* **Given exercise**:
Present the following entries again, word for word and in full.

****************

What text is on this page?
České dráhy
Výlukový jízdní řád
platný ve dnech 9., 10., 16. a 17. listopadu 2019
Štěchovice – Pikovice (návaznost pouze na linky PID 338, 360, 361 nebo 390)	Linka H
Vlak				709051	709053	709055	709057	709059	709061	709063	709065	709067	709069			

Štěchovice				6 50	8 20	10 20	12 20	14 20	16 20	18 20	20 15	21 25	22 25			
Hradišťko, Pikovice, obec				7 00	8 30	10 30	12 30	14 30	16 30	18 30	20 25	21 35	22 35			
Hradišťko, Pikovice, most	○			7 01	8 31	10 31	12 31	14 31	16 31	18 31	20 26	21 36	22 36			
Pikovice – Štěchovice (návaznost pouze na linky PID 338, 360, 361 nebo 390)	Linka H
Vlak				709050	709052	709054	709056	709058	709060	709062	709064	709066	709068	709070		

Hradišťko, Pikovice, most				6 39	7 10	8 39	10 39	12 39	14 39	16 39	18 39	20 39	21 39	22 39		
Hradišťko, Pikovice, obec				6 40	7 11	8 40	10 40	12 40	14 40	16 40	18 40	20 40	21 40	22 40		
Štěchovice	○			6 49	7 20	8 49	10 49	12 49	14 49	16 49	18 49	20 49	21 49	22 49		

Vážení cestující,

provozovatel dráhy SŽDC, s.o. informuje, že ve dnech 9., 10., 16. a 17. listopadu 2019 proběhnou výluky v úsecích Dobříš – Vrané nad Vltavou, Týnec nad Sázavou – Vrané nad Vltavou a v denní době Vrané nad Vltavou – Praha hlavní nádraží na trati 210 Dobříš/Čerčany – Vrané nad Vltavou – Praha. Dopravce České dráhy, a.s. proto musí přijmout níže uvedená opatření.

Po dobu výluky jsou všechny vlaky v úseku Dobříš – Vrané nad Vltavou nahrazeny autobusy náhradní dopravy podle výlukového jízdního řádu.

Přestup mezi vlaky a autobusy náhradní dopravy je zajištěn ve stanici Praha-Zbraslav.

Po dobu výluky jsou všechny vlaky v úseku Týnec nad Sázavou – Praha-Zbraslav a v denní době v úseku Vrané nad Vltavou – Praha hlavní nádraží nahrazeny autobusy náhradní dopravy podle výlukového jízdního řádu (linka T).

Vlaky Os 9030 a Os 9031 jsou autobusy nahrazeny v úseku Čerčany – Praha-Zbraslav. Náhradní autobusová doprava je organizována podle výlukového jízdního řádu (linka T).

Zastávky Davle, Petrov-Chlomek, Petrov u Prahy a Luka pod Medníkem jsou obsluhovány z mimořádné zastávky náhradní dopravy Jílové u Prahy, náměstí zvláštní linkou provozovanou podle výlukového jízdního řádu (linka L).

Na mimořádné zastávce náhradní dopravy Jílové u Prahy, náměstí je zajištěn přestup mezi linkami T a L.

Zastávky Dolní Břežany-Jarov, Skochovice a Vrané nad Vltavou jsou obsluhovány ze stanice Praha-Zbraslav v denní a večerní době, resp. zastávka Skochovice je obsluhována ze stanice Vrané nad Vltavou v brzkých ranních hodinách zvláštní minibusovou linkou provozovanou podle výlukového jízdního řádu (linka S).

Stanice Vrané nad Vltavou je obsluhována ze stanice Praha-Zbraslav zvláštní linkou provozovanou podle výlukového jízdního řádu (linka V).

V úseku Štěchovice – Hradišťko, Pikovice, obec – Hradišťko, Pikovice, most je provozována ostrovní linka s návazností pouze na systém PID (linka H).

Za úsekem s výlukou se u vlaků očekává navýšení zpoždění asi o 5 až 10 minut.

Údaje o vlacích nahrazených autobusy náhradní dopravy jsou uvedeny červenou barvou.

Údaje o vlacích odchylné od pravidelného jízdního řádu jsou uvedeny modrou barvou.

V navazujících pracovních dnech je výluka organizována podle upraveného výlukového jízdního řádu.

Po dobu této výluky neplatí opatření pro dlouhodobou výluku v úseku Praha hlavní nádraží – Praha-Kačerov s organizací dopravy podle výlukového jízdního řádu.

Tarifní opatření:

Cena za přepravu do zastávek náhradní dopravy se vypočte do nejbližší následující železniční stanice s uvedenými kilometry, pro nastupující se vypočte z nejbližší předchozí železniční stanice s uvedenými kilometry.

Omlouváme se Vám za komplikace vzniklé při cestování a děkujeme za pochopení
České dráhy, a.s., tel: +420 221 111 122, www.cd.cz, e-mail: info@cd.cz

****************

* **Exercise output**:
What text is on this page?
České dráhy
Výlukový jízdní řád
platný ve dnech 9., 10., 16. a 17. listopadu 2019
Štěchovice – Pikovice (návaznost pouze na linky PID 338, 360, 361 nebo 390)	Linka H
Vlak				709051	709053	709055	709057	709059	709061	709063	709065	709067	709069			

Štěchovice				6 50	8 20	10 20	12 20	14 20	16 20	18 20	20 15	21 25	22 25			
Hradišťko, Pikovice, obec				7 00	8 30	10 30	12 30	14 30	16 30	18 30	20 25	21 35	22 35			
Hradišťko, Pikovice, most	○			7 01	8 31	10 31	12 31	14 31	16 31	18 31	20 26	21 36	22 36			
Pikovice – Štěchovice (návaznost pouze na linky PID 338, 360, 361 nebo 390)	Linka H
Vlak				709050	709052	709054	709056	709058	709060	709062	709064	709066	709068	709070		

Hradišťko, Pikovice, most				6 39	7 10	8 39	10 39	12 39	14 39	16 39	18 39	20 39	21 39	22 39		
Hradišťko, Pikovice, obec				6 40	7 11	8 40	10 40	12 40	14 40	16 40	18 40	20 40	21 40	22 40		
Štěchovice	○			6 49	7 20	8 49	10 49	12 49	14 49	16 49	18 49	20 49	21 49	22 49		

Vážení cestující,

provozovatel dráhy SŽDC, s.o. informuje, že ve dnech 9., 10., 16. a 17. listopadu 2019 proběhnou výluky v úsecích Dobříš – Vrané nad Vltavou, Týnec nad Sázavou – Vrané nad Vltavou a v denní době Vrané nad Vltavou – Praha hlavní nádraží na trati 210 Dobříš/Čerčany – Vrané nad Vltavou – Praha. Dopravce České dráhy, a.s. proto musí přijmout níže uvedená opatření.

Po dobu výluky jsou všechny vlaky v úseku Dobříš – Vrané nad Vltavou nahrazeny autobusy náhradní dopravy podle výlukového jízdního řádu.

Přestup mezi vlaky a autobusy náhradní dopravy je zajištěn ve stanici Praha-Zbraslav.

Po dobu výluky jsou všechny vlaky v úseku Týnec nad Sázavou – Praha-Zbraslav a v denní době v úseku Vrané nad Vltavou – Praha hlavní nádraží nahrazeny autobusy náhradní dopravy podle výlukového jízdního řádu (linka T).

Vlaky Os 9030 a Os 9031 jsou autobusy nahrazeny v úseku Čerčany – Praha-Zbraslav. Náhradní autobusová doprava je organizována podle výlukového jízdního řádu (linka T).

Zastávky Davle, Petrov-Chlomek, Petrov u Prahy a Luka pod Medníkem jsou obsluhovány z mimořádné zastávky náhradní dopravy Jílové u Prahy, náměstí zvláštní linkou provozovanou podle výlukového jízdního řádu (linka L).

Na mimořádné zastávce náhradní dopravy Jílové u Prahy, náměstí je zajištěn přestup mezi linkami T a L.

Zastávky Dolní Břežany-Jarov, Skochovice a Vrané nad Vltavou jsou obsluhovány ze stanice Praha-Zbraslav v denní a večerní době, resp. zastávka Skochovice je obsluhována ze stanice Vrané nad Vltavou v brzkých ranních hodinách zvláštní minibusovou linkou provozovanou podle výlukového jízdního řádu (linka S).

Stanice Vrané nad Vltavou je obsluhována ze stanice Praha-Zbraslav zvláštní linkou provozovanou podle výlukového jízdního řádu (linka V).

V úseku Štěchovice – Hradišťko, Pikovice, obec – Hradišťko, Pikovice, most je provozována ostrovní linka s návazností pouze na systém PID (linka H).

Za úsekem s výlukou se u vlaků očekává navýšení zpoždění asi o 5 až 10 minut.

Údaje o vlacích nahrazených autobusy náhradní dopravy jsou uvedeny červenou barvou.

Údaje o vlacích odchylné od pravidelného jízdního řádu jsou uvedeny modrou barvou.

V navazujících pracovních dnech je výluka organizována podle upraveného výlukového jízdního řádu.

Po dobu této výluky neplatí opatření pro dlouhodobou výluku v úseku Praha hlavní nádraží – Praha-Kačerov s organizací dopravy podle výlukového jízdního řádu.

Tarifní opatření:

Cena za přepravu do zastávek náhradní dopravy se vypočte do nejbližší následující železniční stanice s uvedenými kilometry, pro nastupující se vypočte z nejbližší předchozí železniční stanice s uvedenými kilometry.

Omlouváme se Vám za komplikace vzniklé při cestování a děkujeme za pochopení
České dráhy, a.s., tel: +420 221 111 122, www.cd.cz, e-mail: info@cd.cz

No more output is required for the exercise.